• **Short task**
Reproduce all of the data word for word.

• **The input**

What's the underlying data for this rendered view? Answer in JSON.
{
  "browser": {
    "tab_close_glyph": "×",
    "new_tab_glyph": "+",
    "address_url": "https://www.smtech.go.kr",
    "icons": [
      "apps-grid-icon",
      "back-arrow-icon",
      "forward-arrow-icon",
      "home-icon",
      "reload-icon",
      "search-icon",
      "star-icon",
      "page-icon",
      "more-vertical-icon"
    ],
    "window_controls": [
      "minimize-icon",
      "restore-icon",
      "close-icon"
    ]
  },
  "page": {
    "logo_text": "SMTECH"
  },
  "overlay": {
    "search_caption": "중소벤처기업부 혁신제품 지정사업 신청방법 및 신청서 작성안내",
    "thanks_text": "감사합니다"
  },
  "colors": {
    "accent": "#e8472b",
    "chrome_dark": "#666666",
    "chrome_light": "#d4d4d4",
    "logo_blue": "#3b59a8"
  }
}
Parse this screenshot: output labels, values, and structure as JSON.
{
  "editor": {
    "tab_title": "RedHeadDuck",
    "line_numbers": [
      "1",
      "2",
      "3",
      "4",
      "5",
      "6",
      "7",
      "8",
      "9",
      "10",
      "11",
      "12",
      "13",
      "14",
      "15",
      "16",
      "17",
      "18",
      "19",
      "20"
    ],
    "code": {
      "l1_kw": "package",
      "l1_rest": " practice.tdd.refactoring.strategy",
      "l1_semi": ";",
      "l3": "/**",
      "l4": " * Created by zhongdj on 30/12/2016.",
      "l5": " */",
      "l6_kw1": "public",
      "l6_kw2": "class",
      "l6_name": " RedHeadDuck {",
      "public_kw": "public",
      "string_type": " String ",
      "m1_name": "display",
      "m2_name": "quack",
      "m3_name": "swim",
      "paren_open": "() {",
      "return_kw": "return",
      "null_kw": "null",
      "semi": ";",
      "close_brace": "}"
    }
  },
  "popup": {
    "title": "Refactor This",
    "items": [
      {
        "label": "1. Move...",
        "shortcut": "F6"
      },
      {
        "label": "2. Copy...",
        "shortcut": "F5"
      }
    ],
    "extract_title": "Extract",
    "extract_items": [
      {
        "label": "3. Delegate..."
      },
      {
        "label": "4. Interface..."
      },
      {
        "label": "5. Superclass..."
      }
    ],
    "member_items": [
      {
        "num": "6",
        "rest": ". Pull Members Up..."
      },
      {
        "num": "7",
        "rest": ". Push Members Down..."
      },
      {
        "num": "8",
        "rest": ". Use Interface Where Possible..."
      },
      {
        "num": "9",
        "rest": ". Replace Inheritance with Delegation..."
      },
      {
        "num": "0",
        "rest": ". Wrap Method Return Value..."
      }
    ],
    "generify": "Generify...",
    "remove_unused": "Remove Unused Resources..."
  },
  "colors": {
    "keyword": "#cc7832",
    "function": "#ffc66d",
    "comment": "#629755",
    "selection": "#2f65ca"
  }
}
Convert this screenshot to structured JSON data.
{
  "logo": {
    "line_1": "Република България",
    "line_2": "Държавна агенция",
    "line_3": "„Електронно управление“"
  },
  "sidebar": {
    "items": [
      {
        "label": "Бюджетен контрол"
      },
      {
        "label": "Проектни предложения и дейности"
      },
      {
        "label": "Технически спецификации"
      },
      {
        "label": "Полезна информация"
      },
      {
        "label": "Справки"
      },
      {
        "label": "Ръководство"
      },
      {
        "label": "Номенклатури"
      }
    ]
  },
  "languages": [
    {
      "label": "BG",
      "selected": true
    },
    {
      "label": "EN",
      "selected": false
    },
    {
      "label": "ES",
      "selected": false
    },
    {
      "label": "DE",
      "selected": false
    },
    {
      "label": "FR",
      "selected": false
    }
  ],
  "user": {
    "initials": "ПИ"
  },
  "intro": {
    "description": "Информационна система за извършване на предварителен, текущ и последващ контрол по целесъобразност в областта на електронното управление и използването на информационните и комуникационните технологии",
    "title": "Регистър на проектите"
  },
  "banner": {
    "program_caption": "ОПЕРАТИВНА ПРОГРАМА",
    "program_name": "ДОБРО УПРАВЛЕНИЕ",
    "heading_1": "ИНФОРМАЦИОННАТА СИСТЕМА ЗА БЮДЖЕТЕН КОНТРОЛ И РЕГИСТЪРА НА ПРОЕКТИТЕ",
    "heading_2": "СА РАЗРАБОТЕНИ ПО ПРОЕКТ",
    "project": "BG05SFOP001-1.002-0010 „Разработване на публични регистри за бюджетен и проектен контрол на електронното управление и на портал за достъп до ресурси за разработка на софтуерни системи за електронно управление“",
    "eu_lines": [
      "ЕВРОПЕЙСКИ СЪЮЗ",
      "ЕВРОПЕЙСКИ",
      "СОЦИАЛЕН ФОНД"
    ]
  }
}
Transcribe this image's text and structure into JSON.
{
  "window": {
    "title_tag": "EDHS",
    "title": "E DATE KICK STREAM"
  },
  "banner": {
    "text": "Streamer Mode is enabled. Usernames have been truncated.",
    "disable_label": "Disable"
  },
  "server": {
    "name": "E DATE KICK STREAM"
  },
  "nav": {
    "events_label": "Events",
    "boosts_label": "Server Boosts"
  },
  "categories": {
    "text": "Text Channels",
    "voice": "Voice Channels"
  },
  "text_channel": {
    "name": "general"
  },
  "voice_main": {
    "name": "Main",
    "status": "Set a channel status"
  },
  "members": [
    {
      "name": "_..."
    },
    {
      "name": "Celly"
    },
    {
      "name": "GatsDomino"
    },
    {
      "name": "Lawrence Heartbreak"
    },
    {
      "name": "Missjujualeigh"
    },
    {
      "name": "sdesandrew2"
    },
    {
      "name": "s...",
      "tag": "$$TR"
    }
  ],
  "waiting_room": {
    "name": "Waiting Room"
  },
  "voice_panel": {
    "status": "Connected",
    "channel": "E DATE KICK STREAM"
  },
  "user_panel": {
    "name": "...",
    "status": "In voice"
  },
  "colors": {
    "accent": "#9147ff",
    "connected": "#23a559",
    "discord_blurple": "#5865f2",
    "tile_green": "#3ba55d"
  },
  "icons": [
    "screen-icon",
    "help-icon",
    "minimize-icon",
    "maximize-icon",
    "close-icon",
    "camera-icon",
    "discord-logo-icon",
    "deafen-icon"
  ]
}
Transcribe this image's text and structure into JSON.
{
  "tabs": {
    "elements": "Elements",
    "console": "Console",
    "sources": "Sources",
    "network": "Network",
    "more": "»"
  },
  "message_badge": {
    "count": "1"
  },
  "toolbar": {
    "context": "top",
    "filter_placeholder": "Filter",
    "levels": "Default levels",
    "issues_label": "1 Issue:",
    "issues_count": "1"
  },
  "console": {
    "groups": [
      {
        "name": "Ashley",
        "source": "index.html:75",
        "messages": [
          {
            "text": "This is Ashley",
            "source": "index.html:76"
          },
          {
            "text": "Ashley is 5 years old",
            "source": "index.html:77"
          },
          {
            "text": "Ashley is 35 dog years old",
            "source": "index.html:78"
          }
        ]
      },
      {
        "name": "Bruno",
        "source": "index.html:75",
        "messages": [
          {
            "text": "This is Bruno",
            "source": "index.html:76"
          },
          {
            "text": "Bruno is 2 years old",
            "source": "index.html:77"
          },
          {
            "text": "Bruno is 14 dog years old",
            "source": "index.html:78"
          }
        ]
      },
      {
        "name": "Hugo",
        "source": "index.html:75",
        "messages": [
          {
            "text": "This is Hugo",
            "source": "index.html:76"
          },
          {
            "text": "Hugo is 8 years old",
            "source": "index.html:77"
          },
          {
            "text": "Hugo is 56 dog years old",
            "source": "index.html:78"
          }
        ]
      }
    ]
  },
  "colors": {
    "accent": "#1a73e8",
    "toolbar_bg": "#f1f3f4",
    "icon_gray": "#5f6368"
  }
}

• **Complete output**
What's the underlying data for this rendered view? Answer in JSON.
{
  "browser": {
    "tab_close_glyph": "×",
    "new_tab_glyph": "+",
    "address_url": "https://www.smtech.go.kr",
    "icons": [
      "apps-grid-icon",
      "back-arrow-icon",
      "forward-arrow-icon",
      "home-icon",
      "reload-icon",
      "search-icon",
      "star-icon",
      "page-icon",
      "more-vertical-icon"
    ],
    "window_controls": [
      "minimize-icon",
      "restore-icon",
      "close-icon"
    ]
  },
  "page": {
    "logo_text": "SMTECH"
  },
  "overlay": {
    "search_caption": "중소벤처기업부 혁신제품 지정사업 신청방법 및 신청서 작성안내",
    "thanks_text": "감사합니다"
  },
  "colors": {
    "accent": "#e8472b",
    "chrome_dark": "#666666",
    "chrome_light": "#d4d4d4",
    "logo_blue": "#3b59a8"
  }
}
Parse this screenshot: output labels, values, and structure as JSON.
{
  "editor": {
    "tab_title": "RedHeadDuck",
    "line_numbers": [
      "1",
      "2",
      "3",
      "4",
      "5",
      "6",
      "7",
      "8",
      "9",
      "10",
      "11",
      "12",
      "13",
      "14",
      "15",
      "16",
      "17",
      "18",
      "19",
      "20"
    ],
    "code": {
      "l1_kw": "package",
      "l1_rest": " practice.tdd.refactoring.strategy",
      "l1_semi": ";",
      "l3": "/**",
      "l4": " * Created by zhongdj on 30/12/2016.",
      "l5": " */",
      "l6_kw1": "public",
      "l6_kw2": "class",
      "l6_name": " RedHeadDuck {",
      "public_kw": "public",
      "string_type": " String ",
      "m1_name": "display",
      "m2_name": "quack",
      "m3_name": "swim",
      "paren_open": "() {",
      "return_kw": "return",
      "null_kw": "null",
      "semi": ";",
      "close_brace": "}"
    }
  },
  "popup": {
    "title": "Refactor This",
    "items": [
      {
        "label": "1. Move...",
        "shortcut": "F6"
      },
      {
        "label": "2. Copy...",
        "shortcut": "F5"
      }
    ],
    "extract_title": "Extract",
    "extract_items": [
      {
        "label": "3. Delegate..."
      },
      {
        "label": "4. Interface..."
      },
      {
        "label": "5. Superclass..."
      }
    ],
    "member_items": [
      {
        "num": "6",
        "rest": ". Pull Members Up..."
      },
      {
        "num": "7",
        "rest": ". Push Members Down..."
      },
      {
        "num": "8",
        "rest": ". Use Interface Where Possible..."
      },
      {
        "num": "9",
        "rest": ". Replace Inheritance with Delegation..."
      },
      {
        "num": "0",
        "rest": ". Wrap Method Return Value..."
      }
    ],
    "generify": "Generify...",
    "remove_unused": "Remove Unused Resources..."
  },
  "colors": {
    "keyword": "#cc7832",
    "function": "#ffc66d",
    "comment": "#629755",
    "selection": "#2f65ca"
  }
}
Convert this screenshot to structured JSON data.
{
  "logo": {
    "line_1": "Република България",
    "line_2": "Държавна агенция",
    "line_3": "„Електронно управление“"
  },
  "sidebar": {
    "items": [
      {
        "label": "Бюджетен контрол"
      },
      {
        "label": "Проектни предложения и дейности"
      },
      {
        "label": "Технически спецификации"
      },
      {
        "label": "Полезна информация"
      },
      {
        "label": "Справки"
      },
      {
        "label": "Ръководство"
      },
      {
        "label": "Номенклатури"
      }
    ]
  },
  "languages": [
    {
      "label": "BG",
      "selected": true
    },
    {
      "label": "EN",
      "selected": false
    },
    {
      "label": "ES",
      "selected": false
    },
    {
      "label": "DE",
      "selected": false
    },
    {
      "label": "FR",
      "selected": false
    }
  ],
  "user": {
    "initials": "ПИ"
  },
  "intro": {
    "description": "Информационна система за извършване на предварителен, текущ и последващ контрол по целесъобразност в областта на електронното управление и използването на информационните и комуникационните технологии",
    "title": "Регистър на проектите"
  },
  "banner": {
    "program_caption": "ОПЕРАТИВНА ПРОГРАМА",
    "program_name": "ДОБРО УПРАВЛЕНИЕ",
    "heading_1": "ИНФОРМАЦИОННАТА СИСТЕМА ЗА БЮДЖЕТЕН КОНТРОЛ И РЕГИСТЪРА НА ПРОЕКТИТЕ",
    "heading_2": "СА РАЗРАБОТЕНИ ПО ПРОЕКТ",
    "project": "BG05SFOP001-1.002-0010 „Разработване на публични регистри за бюджетен и проектен контрол на електронното управление и на портал за достъп до ресурси за разработка на софтуерни системи за електронно управление“",
    "eu_lines": [
      "ЕВРОПЕЙСКИ СЪЮЗ",
      "ЕВРОПЕЙСКИ",
      "СОЦИАЛЕН ФОНД"
    ]
  }
}
Transcribe this image's text and structure into JSON.
{
  "window": {
    "title_tag": "EDHS",
    "title": "E DATE KICK STREAM"
  },
  "banner": {
    "text": "Streamer Mode is enabled. Usernames have been truncated.",
    "disable_label": "Disable"
  },
  "server": {
    "name": "E DATE KICK STREAM"
  },
  "nav": {
    "events_label": "Events",
    "boosts_label": "Server Boosts"
  },
  "categories": {
    "text": "Text Channels",
    "voice": "Voice Channels"
  },
  "text_channel": {
    "name": "general"
  },
  "voice_main": {
    "name": "Main",
    "status": "Set a channel status"
  },
  "members": [
    {
      "name": "_..."
    },
    {
      "name": "Celly"
    },
    {
      "name": "GatsDomino"
    },
    {
      "name": "Lawrence Heartbreak"
    },
    {
      "name": "Missjujualeigh"
    },
    {
      "name": "sdesandrew2"
    },
    {
      "name": "s...",
      "tag": "$$TR"
    }
  ],
  "waiting_room": {
    "name": "Waiting Room"
  },
  "voice_panel": {
    "status": "Connected",
    "channel": "E DATE KICK STREAM"
  },
  "user_panel": {
    "name": "...",
    "status": "In voice"
  },
  "colors": {
    "accent": "#9147ff",
    "connected": "#23a559",
    "discord_blurple": "#5865f2",
    "tile_green": "#3ba55d"
  },
  "icons": [
    "screen-icon",
    "help-icon",
    "minimize-icon",
    "maximize-icon",
    "close-icon",
    "camera-icon",
    "discord-logo-icon",
    "deafen-icon"
  ]
}
Transcribe this image's text and structure into JSON.
{
  "tabs": {
    "elements": "Elements",
    "console": "Console",
    "sources": "Sources",
    "network": "Network",
    "more": "»"
  },
  "message_badge": {
    "count": "1"
  },
  "toolbar": {
    "context": "top",
    "filter_placeholder": "Filter",
    "levels": "Default levels",
    "issues_label": "1 Issue:",
    "issues_count": "1"
  },
  "console": {
    "groups": [
      {
        "name": "Ashley",
        "source": "index.html:75",
        "messages": [
          {
            "text": "This is Ashley",
            "source": "index.html:76"
          },
          {
            "text": "Ashley is 5 years old",
            "source": "index.html:77"
          },
          {
            "text": "Ashley is 35 dog years old",
            "source": "index.html:78"
          }
        ]
      },
      {
        "name": "Bruno",
        "source": "index.html:75",
        "messages": [
          {
            "text": "This is Bruno",
            "source": "index.html:76"
          },
          {
            "text": "Bruno is 2 years old",
            "source": "index.html:77"
          },
          {
            "text": "Bruno is 14 dog years old",
            "source": "index.html:78"
          }
        ]
      },
      {
        "name": "Hugo",
        "source": "index.html:75",
        "messages": [
          {
            "text": "This is Hugo",
            "source": "index.html:76"
          },
          {
            "text": "Hugo is 8 years old",
            "source": "index.html:77"
          },
          {
            "text": "Hugo is 56 dog years old",
            "source": "index.html:78"
          }
        ]
      }
    ]
  },
  "colors": {
    "accent": "#1a73e8",
    "toolbar_bg": "#f1f3f4",
    "icon_gray": "#5f6368"
  }
}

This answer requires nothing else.